● **What is expected**
For the entries that follow, state how many lines include the word "rest", giving the number and nothing else.

- - - - -

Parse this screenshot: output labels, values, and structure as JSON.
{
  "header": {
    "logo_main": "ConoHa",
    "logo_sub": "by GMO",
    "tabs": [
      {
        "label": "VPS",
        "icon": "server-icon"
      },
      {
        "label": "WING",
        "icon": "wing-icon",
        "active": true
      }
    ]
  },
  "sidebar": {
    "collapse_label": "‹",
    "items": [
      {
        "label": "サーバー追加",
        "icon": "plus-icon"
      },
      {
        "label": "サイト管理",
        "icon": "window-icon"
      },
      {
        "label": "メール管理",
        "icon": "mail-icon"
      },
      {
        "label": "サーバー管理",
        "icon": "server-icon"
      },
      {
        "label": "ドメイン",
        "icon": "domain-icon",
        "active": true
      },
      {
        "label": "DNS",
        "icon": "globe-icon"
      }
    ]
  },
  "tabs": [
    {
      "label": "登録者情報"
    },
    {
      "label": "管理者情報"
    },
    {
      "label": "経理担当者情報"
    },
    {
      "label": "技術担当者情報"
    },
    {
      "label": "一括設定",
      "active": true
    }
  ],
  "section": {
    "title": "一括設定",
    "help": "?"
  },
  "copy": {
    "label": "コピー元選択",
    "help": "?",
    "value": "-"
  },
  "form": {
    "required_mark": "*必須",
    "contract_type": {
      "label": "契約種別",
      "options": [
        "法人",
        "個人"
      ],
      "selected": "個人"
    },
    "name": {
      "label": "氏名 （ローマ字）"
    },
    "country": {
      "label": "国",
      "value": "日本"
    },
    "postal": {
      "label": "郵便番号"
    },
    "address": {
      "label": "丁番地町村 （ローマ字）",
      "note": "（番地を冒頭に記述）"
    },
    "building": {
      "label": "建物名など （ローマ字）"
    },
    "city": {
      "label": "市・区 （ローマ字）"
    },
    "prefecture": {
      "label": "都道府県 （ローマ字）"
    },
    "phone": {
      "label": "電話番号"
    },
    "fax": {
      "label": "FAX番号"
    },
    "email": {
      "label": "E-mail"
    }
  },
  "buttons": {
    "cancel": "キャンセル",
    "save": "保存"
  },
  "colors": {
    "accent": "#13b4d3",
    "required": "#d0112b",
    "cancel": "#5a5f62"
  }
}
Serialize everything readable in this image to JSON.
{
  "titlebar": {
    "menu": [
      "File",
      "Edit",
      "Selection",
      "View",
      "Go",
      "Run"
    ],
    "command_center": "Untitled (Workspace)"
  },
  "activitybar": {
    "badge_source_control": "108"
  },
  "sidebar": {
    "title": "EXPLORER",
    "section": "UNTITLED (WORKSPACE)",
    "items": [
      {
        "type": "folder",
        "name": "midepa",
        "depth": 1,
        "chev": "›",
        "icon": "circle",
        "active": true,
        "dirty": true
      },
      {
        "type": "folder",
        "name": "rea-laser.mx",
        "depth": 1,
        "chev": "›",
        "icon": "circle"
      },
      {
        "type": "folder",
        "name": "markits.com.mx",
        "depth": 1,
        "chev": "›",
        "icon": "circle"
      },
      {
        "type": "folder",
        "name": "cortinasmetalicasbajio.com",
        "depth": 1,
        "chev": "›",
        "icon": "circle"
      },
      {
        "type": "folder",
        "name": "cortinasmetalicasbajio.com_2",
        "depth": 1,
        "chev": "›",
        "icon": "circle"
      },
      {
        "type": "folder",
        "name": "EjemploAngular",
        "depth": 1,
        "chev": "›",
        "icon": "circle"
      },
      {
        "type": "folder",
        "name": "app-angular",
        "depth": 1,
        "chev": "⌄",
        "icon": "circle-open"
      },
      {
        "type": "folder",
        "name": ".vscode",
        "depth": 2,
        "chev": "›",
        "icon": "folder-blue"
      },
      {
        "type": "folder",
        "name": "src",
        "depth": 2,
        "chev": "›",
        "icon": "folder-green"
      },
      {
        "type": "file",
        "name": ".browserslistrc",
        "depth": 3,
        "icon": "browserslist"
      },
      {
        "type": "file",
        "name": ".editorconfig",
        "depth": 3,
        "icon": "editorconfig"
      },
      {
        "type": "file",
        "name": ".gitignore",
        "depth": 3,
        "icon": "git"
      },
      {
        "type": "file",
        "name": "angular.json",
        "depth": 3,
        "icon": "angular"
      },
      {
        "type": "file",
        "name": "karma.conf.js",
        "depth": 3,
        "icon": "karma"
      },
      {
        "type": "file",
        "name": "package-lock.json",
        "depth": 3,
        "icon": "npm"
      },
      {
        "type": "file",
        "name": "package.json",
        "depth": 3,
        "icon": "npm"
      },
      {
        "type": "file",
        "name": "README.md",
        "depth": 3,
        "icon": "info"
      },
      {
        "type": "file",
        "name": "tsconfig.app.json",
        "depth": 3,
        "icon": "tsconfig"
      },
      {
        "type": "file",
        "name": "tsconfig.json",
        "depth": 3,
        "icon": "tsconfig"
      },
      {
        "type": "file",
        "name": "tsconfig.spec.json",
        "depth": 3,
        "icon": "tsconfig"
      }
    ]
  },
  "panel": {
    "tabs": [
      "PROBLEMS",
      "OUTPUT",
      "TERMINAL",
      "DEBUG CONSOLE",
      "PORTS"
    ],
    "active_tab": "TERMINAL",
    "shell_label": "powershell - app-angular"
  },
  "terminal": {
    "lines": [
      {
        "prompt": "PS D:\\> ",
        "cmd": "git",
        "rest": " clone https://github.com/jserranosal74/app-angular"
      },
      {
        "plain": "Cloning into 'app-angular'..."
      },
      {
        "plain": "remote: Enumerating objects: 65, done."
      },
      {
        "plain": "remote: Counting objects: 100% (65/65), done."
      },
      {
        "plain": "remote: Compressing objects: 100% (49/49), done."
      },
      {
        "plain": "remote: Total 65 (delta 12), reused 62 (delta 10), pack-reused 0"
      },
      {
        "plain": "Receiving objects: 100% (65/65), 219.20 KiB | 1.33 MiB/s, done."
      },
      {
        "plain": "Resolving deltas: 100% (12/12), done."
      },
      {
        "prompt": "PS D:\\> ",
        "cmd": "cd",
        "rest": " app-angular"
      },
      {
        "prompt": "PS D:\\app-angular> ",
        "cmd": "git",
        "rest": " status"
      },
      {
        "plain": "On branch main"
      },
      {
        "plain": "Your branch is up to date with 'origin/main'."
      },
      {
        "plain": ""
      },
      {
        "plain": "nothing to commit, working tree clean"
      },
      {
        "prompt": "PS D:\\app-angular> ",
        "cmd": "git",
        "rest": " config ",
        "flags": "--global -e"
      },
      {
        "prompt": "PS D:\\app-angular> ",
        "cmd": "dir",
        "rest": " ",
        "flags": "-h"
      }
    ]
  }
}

- - - - -

● **Response to the exercise**
5